STATED PROBLEM » From the records, pick out and copy each line containing "JSON".

RECORDED DATA »
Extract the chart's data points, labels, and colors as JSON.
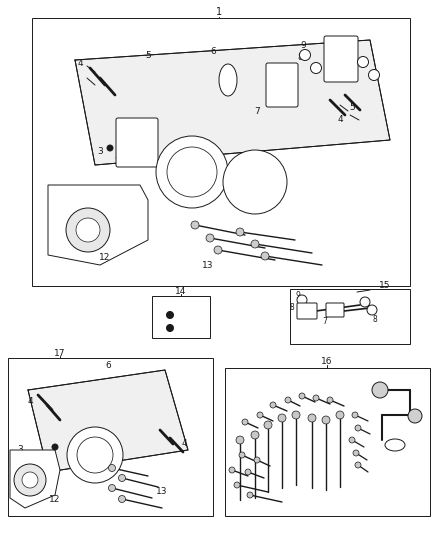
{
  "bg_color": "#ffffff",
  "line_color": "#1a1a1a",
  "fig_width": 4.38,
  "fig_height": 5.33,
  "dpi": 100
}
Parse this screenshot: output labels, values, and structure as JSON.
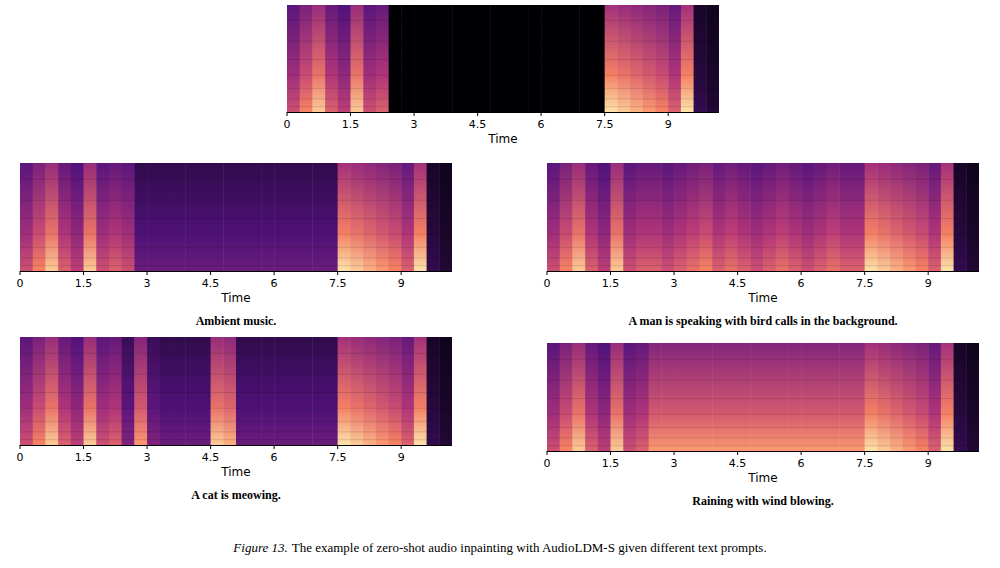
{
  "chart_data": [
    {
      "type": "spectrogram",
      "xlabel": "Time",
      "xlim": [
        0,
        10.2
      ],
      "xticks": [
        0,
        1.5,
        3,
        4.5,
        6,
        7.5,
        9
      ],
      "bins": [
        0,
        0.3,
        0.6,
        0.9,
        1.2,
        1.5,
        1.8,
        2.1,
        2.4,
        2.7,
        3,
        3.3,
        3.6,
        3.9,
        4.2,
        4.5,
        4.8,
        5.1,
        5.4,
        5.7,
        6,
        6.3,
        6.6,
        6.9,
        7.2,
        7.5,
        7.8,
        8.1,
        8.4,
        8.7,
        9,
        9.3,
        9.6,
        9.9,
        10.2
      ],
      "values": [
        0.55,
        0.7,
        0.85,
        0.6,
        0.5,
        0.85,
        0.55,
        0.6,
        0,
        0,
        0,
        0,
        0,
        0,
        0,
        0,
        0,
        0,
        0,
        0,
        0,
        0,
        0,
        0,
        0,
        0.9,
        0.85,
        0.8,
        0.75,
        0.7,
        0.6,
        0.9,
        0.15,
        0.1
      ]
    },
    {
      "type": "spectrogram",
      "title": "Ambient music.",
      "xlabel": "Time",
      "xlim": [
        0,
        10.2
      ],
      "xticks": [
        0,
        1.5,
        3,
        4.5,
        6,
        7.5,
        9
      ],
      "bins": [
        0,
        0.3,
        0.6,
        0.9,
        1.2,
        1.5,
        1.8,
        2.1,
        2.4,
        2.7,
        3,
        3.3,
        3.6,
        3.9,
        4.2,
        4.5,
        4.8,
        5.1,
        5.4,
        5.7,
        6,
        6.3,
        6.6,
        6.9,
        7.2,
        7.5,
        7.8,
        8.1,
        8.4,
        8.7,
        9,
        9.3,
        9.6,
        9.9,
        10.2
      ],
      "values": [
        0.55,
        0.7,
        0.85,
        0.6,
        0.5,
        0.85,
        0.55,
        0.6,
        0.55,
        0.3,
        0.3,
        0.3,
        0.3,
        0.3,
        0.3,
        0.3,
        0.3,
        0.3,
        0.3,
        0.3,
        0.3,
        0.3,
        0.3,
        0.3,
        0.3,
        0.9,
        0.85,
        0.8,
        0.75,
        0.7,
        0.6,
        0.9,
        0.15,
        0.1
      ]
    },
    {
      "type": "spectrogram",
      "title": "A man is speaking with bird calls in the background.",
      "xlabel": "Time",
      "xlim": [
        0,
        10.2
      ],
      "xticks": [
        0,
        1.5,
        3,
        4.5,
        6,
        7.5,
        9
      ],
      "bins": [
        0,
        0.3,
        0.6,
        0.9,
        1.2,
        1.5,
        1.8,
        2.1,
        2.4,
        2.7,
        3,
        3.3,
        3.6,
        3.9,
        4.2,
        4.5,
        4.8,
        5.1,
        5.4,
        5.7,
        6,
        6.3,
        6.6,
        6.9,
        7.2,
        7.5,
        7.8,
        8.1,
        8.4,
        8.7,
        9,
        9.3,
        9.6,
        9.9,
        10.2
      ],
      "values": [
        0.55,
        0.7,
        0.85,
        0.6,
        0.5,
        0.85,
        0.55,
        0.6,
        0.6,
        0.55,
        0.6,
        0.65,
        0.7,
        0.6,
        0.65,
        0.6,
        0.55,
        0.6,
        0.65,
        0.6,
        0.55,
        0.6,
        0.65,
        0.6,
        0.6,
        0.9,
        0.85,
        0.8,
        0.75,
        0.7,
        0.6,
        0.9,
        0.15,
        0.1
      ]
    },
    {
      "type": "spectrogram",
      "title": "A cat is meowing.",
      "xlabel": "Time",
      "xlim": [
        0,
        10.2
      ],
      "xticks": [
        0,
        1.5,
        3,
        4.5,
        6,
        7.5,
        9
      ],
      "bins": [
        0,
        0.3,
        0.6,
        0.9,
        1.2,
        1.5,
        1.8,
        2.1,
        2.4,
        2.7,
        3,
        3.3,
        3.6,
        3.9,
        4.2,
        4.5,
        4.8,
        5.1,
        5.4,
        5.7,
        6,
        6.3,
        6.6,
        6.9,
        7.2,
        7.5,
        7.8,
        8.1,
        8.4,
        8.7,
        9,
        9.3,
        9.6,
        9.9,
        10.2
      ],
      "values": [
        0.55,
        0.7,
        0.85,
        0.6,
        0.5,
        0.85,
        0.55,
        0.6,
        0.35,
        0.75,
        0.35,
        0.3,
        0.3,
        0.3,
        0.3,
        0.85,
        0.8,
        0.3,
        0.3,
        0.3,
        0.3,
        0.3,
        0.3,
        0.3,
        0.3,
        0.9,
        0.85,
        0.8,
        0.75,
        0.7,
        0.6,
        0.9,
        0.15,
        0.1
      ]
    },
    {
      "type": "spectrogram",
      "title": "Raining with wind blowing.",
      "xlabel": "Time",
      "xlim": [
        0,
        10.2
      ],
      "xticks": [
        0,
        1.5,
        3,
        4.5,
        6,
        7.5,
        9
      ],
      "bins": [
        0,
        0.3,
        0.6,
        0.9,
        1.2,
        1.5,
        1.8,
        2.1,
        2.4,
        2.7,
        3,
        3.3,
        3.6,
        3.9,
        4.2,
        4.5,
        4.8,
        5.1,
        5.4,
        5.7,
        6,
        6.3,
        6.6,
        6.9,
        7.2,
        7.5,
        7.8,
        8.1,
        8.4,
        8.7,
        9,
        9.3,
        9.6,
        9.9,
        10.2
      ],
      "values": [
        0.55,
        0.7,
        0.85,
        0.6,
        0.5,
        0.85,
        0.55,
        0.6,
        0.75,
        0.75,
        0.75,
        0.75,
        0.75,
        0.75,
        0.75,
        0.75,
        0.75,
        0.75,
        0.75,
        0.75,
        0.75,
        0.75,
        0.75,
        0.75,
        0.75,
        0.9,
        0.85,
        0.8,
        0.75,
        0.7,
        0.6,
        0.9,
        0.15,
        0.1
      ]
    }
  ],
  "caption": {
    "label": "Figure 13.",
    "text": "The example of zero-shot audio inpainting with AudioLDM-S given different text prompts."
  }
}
* * *
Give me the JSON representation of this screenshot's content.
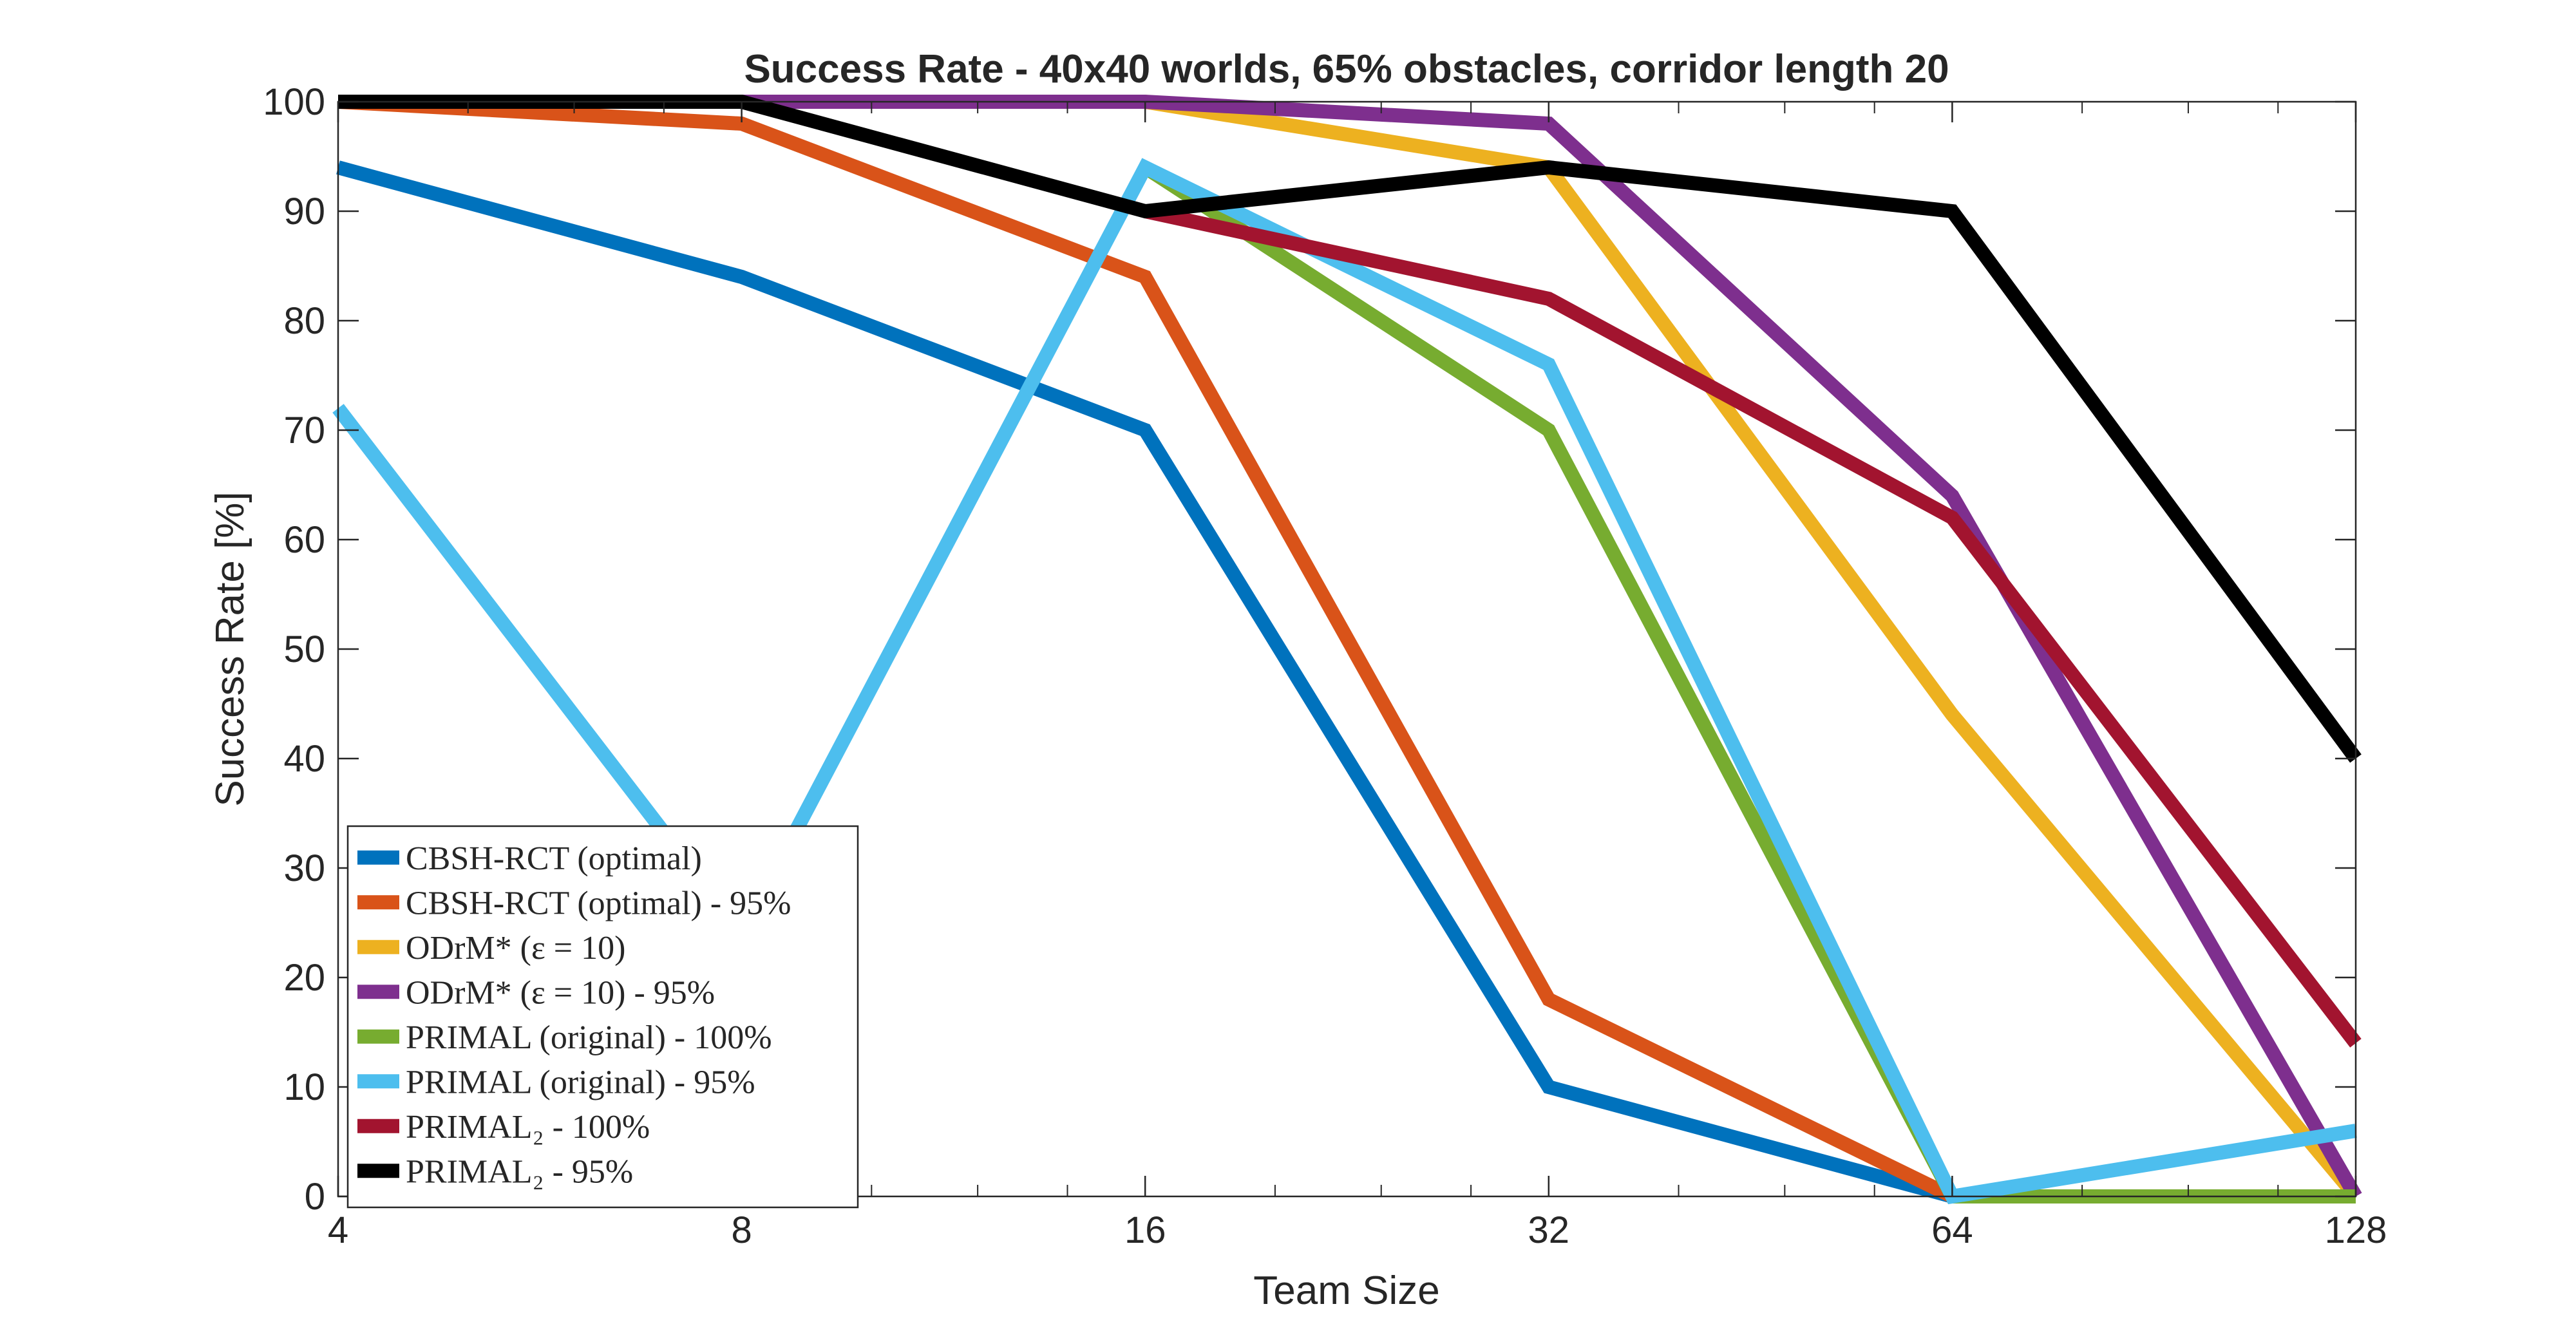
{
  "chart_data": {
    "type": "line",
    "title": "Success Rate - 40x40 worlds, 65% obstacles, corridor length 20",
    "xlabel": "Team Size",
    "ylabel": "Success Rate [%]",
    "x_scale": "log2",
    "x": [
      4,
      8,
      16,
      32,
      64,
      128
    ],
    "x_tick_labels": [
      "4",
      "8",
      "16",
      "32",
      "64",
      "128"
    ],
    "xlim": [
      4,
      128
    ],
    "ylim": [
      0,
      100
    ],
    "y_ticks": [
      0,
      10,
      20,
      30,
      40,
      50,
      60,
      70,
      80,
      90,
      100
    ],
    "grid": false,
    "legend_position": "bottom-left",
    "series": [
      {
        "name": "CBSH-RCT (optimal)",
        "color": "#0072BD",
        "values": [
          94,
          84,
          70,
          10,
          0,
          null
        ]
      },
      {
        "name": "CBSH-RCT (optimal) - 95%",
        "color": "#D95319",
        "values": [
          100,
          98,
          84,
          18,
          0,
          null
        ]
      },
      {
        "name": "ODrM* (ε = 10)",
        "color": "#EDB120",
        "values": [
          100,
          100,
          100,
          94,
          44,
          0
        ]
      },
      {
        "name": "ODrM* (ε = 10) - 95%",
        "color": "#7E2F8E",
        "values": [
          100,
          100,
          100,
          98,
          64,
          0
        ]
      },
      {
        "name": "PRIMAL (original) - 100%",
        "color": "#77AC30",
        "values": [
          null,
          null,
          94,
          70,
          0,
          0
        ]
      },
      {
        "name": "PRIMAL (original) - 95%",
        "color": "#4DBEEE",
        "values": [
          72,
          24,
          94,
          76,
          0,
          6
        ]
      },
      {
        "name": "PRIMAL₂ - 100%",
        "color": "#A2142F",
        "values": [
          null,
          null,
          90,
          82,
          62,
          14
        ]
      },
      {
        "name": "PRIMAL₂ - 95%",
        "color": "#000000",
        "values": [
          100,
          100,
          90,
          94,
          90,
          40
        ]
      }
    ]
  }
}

FULL ANSWER »
Extract the chart's data points, labels, and colors as JSON.
Parse this screenshot: output labels, values, and structure as JSON.
Give me the JSON representation of this screenshot's content.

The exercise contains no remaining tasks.